Continue the open letter to the Mayor about the NYPD's response to protests, picking up after its last sentence.

◆ Document extract ◆
━━━━

What was the Mayor’s response? He said that the NYPD had “acted appropriately.” That police had “shown a lot of restraint.” That he “was not going to blame” officers who were trying to deal with an “impossible situation.”

And while the Mayor did attempt to walk back some of his comments on Sunday morning, by Tuesday he had implemented an 8:00 PM citywide curfew, an unprecedented attempt to silence New Yorkers’ cries for justice.

We have joined together in writing this letter because we could not remain silent while the Administration we served allows the NYPD to turn our City into an occupied territory. Our former boss might not hear the cries for justice from Black and brown New Yorkers, but we do.

We are demanding radical change from the Mayor, who is on the brink of losing all legitimacy in the eyes of New Yorkers.

We are demanding the Mayor act immediately to:

1. Reduce the NYPD operating budget by $1 billion in Fiscal Year 2021, and reallocate that money to essential social services, including housing support and rental relief, food assistance, and health care, in alignment with the demands of the NYC Budget Justice campaign.

2. Immediately fire all NYPD officers found to have used excessive force—or to have covered their badges—at protests.

━━━━

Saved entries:
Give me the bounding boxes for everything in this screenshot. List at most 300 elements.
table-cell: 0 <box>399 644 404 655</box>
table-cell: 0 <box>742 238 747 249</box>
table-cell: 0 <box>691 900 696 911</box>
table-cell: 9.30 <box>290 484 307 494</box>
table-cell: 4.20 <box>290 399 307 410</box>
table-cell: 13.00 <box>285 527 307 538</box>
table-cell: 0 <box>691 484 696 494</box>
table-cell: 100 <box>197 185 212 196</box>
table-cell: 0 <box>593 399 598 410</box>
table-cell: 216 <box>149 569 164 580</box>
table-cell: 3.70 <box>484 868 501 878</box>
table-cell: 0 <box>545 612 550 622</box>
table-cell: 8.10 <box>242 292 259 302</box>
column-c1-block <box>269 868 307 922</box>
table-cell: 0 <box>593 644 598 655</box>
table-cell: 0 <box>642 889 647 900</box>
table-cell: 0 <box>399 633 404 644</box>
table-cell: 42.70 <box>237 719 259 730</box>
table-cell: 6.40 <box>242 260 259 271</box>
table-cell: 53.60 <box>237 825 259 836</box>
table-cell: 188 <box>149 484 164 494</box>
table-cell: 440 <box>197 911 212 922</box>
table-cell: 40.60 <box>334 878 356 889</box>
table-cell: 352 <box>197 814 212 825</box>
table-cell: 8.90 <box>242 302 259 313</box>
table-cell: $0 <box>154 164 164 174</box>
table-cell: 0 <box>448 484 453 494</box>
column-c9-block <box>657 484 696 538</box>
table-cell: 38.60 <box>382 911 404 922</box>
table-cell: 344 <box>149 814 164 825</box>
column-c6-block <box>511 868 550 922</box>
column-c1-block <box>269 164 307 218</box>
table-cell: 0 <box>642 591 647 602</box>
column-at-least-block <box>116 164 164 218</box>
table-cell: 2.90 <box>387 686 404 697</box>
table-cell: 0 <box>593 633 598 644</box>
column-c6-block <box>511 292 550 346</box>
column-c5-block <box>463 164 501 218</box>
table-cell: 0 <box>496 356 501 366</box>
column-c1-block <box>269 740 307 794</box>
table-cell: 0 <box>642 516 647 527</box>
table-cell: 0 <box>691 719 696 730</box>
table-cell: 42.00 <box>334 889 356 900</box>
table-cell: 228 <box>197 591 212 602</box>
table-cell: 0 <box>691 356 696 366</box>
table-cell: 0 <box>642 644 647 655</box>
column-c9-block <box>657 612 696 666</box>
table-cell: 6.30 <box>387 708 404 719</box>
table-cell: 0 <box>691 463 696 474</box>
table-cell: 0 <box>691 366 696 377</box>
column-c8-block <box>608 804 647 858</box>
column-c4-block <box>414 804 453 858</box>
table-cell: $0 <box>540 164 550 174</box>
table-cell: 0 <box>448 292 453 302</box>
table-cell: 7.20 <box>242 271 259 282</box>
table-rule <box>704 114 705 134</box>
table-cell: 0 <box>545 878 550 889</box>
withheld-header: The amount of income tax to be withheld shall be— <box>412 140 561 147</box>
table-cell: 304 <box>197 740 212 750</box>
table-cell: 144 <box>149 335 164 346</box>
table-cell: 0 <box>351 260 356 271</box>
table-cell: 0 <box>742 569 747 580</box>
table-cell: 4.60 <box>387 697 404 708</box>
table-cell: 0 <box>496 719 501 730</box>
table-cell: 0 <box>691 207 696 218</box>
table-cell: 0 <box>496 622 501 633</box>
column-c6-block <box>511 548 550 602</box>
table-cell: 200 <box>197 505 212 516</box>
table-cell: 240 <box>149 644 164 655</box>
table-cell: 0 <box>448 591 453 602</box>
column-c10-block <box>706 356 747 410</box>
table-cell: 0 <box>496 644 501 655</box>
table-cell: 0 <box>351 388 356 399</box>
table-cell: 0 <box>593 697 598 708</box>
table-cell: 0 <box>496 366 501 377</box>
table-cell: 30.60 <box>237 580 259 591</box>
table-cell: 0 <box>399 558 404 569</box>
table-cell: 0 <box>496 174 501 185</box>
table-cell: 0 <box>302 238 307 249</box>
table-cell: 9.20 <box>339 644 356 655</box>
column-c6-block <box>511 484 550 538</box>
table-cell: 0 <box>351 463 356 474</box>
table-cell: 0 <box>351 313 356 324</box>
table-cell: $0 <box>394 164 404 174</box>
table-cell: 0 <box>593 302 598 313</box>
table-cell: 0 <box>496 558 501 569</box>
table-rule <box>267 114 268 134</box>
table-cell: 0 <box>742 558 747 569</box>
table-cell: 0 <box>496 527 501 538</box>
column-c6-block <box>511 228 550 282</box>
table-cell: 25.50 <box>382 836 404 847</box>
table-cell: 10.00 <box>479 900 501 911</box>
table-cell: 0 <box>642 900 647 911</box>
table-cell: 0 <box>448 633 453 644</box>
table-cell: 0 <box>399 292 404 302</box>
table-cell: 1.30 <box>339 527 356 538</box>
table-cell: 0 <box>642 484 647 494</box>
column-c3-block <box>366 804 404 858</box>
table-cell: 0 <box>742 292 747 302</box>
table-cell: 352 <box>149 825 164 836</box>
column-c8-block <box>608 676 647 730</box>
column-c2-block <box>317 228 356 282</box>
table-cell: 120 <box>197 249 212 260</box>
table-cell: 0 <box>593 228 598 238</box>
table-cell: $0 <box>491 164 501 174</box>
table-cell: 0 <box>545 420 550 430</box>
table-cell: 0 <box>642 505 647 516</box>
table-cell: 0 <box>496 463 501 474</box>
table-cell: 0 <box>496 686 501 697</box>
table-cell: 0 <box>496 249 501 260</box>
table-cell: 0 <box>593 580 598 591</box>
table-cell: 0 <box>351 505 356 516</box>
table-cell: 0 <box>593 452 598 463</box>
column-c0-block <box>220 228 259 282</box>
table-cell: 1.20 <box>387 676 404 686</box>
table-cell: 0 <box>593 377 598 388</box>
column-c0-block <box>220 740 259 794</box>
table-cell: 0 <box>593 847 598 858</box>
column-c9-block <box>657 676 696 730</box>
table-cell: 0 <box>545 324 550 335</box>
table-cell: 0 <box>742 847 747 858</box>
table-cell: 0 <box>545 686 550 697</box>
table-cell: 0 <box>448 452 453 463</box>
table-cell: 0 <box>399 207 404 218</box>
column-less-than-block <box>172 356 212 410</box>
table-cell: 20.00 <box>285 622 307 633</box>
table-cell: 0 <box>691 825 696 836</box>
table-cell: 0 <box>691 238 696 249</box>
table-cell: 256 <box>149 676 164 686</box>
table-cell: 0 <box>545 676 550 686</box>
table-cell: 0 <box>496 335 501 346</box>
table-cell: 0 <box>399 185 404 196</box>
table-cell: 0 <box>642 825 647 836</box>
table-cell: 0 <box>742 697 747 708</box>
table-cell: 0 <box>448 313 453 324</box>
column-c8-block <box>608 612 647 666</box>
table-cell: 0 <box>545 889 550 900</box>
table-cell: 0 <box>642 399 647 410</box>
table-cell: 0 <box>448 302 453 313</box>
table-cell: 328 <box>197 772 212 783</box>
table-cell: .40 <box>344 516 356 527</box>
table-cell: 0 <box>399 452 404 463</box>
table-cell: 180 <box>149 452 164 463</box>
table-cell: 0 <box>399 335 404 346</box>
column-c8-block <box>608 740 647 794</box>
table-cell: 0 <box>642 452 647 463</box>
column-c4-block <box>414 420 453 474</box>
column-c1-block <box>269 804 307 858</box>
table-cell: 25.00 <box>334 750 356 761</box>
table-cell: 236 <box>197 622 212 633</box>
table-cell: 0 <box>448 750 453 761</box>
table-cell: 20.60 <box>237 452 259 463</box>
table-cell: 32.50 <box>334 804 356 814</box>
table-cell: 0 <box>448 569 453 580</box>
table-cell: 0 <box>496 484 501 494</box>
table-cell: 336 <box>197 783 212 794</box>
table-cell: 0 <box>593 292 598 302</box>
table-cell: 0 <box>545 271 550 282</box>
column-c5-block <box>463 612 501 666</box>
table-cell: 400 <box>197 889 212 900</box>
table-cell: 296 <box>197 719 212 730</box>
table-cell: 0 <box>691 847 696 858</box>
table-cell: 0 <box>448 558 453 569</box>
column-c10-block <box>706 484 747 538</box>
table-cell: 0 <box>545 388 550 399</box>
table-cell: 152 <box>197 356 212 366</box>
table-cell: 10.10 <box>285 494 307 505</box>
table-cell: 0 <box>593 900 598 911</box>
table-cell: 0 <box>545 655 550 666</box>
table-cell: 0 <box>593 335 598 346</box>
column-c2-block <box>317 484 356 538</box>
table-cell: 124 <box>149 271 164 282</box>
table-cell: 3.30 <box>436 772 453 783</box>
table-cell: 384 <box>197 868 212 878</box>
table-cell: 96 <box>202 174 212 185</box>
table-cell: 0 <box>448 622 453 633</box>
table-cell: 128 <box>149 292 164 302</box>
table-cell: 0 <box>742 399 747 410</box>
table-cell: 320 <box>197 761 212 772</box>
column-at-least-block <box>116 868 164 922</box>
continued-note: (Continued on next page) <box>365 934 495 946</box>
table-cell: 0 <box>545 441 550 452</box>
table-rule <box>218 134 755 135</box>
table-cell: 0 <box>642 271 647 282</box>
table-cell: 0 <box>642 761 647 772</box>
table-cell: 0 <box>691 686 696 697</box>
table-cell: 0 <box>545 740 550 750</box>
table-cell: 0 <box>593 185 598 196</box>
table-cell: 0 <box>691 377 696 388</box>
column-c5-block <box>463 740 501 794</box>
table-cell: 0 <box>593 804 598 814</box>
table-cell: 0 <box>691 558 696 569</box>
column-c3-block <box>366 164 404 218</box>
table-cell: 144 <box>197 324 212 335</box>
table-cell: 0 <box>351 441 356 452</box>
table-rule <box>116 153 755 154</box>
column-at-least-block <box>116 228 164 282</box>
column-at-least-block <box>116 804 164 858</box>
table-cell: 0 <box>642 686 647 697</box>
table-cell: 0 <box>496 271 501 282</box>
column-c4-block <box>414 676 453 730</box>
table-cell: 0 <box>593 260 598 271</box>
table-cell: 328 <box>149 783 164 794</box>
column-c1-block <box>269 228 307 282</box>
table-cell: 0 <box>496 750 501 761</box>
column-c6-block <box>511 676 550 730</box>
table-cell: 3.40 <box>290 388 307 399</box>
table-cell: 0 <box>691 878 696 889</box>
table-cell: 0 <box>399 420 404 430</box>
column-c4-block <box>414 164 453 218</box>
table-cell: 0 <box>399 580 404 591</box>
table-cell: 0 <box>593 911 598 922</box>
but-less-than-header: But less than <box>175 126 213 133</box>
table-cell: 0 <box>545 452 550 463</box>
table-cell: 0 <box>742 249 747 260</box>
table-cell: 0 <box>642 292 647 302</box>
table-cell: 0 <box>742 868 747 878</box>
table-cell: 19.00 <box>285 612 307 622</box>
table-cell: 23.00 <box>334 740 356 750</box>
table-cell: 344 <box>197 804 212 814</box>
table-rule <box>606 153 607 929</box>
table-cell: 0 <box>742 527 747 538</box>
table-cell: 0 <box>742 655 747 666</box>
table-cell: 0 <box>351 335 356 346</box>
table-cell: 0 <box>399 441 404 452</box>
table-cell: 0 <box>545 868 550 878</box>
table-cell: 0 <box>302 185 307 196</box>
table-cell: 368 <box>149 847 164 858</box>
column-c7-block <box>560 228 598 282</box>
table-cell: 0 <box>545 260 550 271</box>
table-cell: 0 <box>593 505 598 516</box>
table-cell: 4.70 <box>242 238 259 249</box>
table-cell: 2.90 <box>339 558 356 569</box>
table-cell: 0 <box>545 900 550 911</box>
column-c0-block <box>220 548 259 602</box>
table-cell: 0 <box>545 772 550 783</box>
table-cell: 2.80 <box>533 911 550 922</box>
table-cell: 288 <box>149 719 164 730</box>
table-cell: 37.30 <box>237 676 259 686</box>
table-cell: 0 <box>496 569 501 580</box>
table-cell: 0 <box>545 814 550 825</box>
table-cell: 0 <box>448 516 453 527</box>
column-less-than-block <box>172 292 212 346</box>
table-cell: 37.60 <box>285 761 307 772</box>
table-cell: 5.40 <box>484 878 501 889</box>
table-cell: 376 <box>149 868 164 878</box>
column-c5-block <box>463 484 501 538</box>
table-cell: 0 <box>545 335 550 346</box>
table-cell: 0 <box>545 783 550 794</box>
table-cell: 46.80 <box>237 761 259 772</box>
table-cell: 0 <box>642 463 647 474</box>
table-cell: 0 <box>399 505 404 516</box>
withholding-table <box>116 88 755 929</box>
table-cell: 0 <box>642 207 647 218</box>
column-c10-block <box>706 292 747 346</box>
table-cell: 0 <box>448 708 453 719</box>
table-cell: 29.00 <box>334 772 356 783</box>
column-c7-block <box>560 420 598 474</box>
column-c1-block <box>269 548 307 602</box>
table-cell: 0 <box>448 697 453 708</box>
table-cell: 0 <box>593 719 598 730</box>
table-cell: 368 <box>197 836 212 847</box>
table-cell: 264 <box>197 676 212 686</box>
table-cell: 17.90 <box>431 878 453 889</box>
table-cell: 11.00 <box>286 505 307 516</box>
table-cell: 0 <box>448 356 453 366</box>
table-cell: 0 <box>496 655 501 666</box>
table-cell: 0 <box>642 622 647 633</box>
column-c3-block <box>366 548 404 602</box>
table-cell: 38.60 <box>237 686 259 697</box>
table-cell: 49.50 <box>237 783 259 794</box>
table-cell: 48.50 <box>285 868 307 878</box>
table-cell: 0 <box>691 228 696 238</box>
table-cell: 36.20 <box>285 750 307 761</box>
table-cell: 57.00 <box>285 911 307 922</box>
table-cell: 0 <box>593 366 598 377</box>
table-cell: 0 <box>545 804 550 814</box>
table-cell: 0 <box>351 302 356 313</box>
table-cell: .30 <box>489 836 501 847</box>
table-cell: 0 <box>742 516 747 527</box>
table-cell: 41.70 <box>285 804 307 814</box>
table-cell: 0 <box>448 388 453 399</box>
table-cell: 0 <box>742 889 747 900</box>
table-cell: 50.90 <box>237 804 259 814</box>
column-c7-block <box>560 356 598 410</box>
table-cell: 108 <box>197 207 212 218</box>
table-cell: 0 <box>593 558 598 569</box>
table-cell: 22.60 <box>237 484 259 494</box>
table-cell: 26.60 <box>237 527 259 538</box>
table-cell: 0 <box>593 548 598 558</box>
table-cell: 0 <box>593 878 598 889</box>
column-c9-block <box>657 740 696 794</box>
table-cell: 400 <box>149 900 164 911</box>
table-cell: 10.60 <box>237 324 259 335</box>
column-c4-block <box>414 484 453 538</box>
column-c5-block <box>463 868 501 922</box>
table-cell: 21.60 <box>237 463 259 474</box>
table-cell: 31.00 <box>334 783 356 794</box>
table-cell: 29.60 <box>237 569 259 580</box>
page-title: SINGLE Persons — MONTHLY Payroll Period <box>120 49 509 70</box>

━━━━

◆ Exercise output ◆
3. Release the names and official disciplinary records of all NYPD personnel who have been accused of using excessive force, covering their badge numbers, or other misconduct.

4. Appoint an independent commission, in the vein of the Knapp and Mollen Commissions, composed of civil rights attorneys, journalists, and activists, including abolitionist organizers, to investigate the response of the Mayor’s Office and the NYPD to the May and June 2020 protests against police violence.

We are also calling upon all former and current staffers of conscience to stand with us in our call for change.

We all chose to serve for a better New York. Stand with us now and demand justice—for George Floyd, Breonna Taylor, Tony McDade, and Ahmaud Arbery. For Eric and Erica Garner. And for all Black and brown New Yorkers.